— start —

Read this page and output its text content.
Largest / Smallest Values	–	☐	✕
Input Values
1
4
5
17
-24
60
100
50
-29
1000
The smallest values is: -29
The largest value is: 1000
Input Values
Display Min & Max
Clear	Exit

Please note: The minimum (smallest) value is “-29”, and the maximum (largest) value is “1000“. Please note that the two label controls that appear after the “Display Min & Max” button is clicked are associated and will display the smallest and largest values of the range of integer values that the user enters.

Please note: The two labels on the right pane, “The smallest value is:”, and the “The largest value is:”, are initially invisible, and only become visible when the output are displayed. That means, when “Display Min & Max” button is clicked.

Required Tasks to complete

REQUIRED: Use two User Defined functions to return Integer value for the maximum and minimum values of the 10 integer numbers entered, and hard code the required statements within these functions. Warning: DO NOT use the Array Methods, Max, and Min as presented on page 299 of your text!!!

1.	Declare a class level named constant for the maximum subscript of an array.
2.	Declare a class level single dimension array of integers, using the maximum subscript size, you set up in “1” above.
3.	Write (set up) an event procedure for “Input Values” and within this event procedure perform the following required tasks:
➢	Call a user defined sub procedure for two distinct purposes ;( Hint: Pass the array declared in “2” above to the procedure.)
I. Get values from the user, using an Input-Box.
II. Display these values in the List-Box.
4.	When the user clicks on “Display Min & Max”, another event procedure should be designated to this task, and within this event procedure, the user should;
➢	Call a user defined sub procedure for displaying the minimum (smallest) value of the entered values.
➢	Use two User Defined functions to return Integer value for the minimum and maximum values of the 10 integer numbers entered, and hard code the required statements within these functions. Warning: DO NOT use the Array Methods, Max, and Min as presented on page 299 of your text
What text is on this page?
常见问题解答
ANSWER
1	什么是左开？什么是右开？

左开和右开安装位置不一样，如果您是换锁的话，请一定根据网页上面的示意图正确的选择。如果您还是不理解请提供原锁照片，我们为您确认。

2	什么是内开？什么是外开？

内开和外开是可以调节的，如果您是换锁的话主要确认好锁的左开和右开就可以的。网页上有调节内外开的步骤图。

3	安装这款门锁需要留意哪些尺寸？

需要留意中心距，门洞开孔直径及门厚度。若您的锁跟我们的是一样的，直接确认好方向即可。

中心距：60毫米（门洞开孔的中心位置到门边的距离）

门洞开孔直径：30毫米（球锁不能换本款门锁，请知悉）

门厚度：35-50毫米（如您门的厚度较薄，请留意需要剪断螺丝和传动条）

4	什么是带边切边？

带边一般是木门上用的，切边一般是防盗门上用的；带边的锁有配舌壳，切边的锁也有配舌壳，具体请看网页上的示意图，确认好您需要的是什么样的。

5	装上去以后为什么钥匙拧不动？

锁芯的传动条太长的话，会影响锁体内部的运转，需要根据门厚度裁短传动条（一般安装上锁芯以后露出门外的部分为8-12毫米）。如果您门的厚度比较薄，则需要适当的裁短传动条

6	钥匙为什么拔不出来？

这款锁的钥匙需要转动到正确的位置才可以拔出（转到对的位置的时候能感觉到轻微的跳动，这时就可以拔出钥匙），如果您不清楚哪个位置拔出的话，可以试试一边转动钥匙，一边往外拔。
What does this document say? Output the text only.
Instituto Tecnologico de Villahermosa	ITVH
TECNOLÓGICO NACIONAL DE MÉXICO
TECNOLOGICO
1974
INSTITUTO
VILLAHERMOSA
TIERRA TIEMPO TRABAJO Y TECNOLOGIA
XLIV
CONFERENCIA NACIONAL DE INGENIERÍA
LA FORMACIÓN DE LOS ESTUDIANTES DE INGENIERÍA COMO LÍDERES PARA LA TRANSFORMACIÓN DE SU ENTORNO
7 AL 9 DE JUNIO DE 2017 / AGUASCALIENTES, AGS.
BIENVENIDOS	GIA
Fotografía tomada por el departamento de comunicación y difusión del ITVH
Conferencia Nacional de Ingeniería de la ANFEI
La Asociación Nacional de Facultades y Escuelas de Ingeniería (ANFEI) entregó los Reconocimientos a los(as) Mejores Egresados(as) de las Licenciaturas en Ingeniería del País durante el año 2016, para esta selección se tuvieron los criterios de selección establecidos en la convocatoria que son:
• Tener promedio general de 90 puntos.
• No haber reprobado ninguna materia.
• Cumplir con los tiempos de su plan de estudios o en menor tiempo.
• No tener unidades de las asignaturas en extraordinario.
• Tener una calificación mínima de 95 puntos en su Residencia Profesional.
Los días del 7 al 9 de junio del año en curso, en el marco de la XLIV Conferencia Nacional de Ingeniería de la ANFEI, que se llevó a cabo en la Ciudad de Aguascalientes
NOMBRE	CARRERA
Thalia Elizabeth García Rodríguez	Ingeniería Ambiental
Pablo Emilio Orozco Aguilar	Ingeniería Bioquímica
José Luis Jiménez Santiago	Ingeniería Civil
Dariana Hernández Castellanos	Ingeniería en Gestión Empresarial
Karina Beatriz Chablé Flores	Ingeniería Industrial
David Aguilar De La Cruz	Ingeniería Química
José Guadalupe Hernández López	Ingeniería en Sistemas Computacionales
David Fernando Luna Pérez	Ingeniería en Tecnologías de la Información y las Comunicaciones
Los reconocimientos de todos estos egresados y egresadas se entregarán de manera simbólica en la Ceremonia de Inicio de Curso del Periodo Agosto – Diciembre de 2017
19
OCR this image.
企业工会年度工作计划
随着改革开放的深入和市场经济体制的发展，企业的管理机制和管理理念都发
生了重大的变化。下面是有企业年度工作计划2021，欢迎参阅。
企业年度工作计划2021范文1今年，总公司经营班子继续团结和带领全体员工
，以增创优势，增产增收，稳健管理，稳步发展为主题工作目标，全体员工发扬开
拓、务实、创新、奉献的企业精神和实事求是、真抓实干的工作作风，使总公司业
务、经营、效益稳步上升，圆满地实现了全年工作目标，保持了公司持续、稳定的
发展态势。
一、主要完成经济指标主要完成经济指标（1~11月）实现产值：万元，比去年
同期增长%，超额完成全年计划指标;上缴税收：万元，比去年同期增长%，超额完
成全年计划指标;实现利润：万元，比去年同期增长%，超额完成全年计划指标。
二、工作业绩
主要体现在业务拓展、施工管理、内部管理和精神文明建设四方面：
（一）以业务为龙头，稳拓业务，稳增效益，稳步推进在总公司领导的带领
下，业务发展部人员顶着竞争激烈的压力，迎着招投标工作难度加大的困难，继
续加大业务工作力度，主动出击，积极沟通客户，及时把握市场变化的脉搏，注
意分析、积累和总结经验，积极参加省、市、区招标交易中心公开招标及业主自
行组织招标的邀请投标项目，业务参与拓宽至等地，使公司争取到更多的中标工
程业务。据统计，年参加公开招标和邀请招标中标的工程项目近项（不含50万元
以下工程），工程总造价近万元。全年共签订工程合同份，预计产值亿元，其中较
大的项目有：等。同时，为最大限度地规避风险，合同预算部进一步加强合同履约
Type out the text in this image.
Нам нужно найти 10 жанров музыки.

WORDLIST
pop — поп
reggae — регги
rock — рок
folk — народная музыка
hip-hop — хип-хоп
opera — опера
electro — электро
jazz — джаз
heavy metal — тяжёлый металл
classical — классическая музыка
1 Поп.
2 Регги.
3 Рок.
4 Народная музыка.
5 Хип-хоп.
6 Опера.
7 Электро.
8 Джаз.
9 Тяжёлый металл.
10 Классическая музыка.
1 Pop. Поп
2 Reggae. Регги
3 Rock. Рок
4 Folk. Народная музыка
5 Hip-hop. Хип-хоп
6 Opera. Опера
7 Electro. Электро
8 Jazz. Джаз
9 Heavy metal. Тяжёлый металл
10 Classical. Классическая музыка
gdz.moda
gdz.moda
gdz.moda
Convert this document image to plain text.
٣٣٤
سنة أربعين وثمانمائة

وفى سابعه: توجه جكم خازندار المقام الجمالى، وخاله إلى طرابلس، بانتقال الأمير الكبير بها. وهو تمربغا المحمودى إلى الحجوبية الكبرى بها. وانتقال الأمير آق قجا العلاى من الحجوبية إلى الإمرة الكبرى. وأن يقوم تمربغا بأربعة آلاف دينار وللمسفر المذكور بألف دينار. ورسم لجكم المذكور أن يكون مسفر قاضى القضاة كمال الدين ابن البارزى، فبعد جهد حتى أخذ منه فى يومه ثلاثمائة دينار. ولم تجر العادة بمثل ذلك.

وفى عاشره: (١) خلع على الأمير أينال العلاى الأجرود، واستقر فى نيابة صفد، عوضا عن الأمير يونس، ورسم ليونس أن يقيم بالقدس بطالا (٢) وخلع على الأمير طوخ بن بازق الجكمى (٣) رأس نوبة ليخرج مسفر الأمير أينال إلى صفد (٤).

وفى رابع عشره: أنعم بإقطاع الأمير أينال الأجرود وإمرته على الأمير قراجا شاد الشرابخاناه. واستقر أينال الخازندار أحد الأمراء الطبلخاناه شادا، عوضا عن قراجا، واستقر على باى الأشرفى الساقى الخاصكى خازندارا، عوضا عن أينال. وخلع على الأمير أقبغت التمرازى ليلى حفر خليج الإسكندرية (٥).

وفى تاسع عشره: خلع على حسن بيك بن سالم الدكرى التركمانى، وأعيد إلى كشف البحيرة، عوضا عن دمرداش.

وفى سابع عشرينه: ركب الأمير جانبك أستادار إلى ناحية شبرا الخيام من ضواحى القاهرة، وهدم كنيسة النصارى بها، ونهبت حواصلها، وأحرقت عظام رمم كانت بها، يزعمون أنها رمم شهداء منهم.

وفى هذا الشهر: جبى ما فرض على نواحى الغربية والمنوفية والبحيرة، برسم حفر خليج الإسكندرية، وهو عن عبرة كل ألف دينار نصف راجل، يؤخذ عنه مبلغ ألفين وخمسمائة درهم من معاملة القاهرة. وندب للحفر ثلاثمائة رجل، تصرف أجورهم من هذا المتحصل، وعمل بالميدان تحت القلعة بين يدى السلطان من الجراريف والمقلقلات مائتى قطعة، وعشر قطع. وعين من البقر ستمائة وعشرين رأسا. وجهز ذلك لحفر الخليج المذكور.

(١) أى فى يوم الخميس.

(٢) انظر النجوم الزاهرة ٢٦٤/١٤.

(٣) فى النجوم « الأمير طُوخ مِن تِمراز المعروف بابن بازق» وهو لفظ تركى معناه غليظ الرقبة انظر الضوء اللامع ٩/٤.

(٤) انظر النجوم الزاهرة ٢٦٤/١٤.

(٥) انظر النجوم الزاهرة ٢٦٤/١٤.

— end —

> **STATED PROBLEM**:
Wherever the word "presented" occurs in a line of the listing, copy that line.

> **SOLUTION TO THIS TASK**:
REQUIRED: Use two User Defined functions to return Integer value for the maximum and minimum values of the 10 integer numbers entered, and hard code the required statements within these functions. Warning: DO NOT use the Array Methods, Max, and Min as presented on page 299 of your text!!!
➢	Use two User Defined functions to return Integer value for the minimum and maximum values of the 10 integer numbers entered, and hard code the required statements within these functions. Warning: DO NOT use the Array Methods, Max, and Min as presented on page 299 of your text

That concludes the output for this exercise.